(Records from a collection of figures)

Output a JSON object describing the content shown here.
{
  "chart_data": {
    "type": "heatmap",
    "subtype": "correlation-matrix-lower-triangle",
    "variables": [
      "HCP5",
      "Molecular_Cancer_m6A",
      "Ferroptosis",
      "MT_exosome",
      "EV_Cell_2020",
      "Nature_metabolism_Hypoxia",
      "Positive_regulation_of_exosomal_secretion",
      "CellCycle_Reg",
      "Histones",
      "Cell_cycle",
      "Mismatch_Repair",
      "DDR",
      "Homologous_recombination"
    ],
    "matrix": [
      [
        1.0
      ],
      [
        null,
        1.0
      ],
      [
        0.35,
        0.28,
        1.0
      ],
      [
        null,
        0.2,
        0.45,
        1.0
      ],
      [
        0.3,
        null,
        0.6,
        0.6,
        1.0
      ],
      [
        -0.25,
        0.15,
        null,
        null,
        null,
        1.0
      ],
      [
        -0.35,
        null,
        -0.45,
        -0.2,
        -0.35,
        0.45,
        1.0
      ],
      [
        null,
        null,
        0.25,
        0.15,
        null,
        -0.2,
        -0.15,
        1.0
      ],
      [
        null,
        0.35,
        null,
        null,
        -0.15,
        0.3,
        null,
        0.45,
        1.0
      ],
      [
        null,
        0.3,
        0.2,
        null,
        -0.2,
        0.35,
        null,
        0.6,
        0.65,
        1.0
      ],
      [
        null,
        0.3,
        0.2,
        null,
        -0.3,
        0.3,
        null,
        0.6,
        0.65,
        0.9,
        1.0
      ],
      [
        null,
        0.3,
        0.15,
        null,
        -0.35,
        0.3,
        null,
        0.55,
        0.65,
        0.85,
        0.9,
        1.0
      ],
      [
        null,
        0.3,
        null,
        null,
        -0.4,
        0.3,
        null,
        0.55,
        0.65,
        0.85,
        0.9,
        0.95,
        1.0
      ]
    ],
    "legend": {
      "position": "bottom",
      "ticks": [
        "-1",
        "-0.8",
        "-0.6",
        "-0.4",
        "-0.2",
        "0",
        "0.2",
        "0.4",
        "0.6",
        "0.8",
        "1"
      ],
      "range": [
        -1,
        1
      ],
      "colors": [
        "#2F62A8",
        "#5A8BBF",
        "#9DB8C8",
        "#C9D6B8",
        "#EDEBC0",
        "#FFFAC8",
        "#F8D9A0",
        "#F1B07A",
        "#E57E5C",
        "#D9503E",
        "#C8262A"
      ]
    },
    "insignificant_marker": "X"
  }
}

REQUEST → Give back the data above exactly as it appears.

SOLUTION TO THIS TASK →
Output a JSON object describing the content shown here.
{
  "chart_data": {
    "type": "heatmap",
    "subtype": "correlation-matrix-lower-triangle",
    "variables": [
      "HCP5",
      "Molecular_Cancer_m6A",
      "Ferroptosis",
      "MT_exosome",
      "EV_Cell_2020",
      "Nature_metabolism_Hypoxia",
      "Positive_regulation_of_exosomal_secretion",
      "CellCycle_Reg",
      "Histones",
      "Cell_cycle",
      "Mismatch_Repair",
      "DDR",
      "Homologous_recombination"
    ],
    "matrix": [
      [
        1.0
      ],
      [
        null,
        1.0
      ],
      [
        0.35,
        0.28,
        1.0
      ],
      [
        null,
        0.2,
        0.45,
        1.0
      ],
      [
        0.3,
        null,
        0.6,
        0.6,
        1.0
      ],
      [
        -0.25,
        0.15,
        null,
        null,
        null,
        1.0
      ],
      [
        -0.35,
        null,
        -0.45,
        -0.2,
        -0.35,
        0.45,
        1.0
      ],
      [
        null,
        null,
        0.25,
        0.15,
        null,
        -0.2,
        -0.15,
        1.0
      ],
      [
        null,
        0.35,
        null,
        null,
        -0.15,
        0.3,
        null,
        0.45,
        1.0
      ],
      [
        null,
        0.3,
        0.2,
        null,
        -0.2,
        0.35,
        null,
        0.6,
        0.65,
        1.0
      ],
      [
        null,
        0.3,
        0.2,
        null,
        -0.3,
        0.3,
        null,
        0.6,
        0.65,
        0.9,
        1.0
      ],
      [
        null,
        0.3,
        0.15,
        null,
        -0.35,
        0.3,
        null,
        0.55,
        0.65,
        0.85,
        0.9,
        1.0
      ],
      [
        null,
        0.3,
        null,
        null,
        -0.4,
        0.3,
        null,
        0.55,
        0.65,
        0.85,
        0.9,
        0.95,
        1.0
      ]
    ],
    "legend": {
      "position": "bottom",
      "ticks": [
        "-1",
        "-0.8",
        "-0.6",
        "-0.4",
        "-0.2",
        "0",
        "0.2",
        "0.4",
        "0.6",
        "0.8",
        "1"
      ],
      "range": [
        -1,
        1
      ],
      "colors": [
        "#2F62A8",
        "#5A8BBF",
        "#9DB8C8",
        "#C9D6B8",
        "#EDEBC0",
        "#FFFAC8",
        "#F8D9A0",
        "#F1B07A",
        "#E57E5C",
        "#D9503E",
        "#C8262A"
      ]
    },
    "insignificant_marker": "X"
  }
}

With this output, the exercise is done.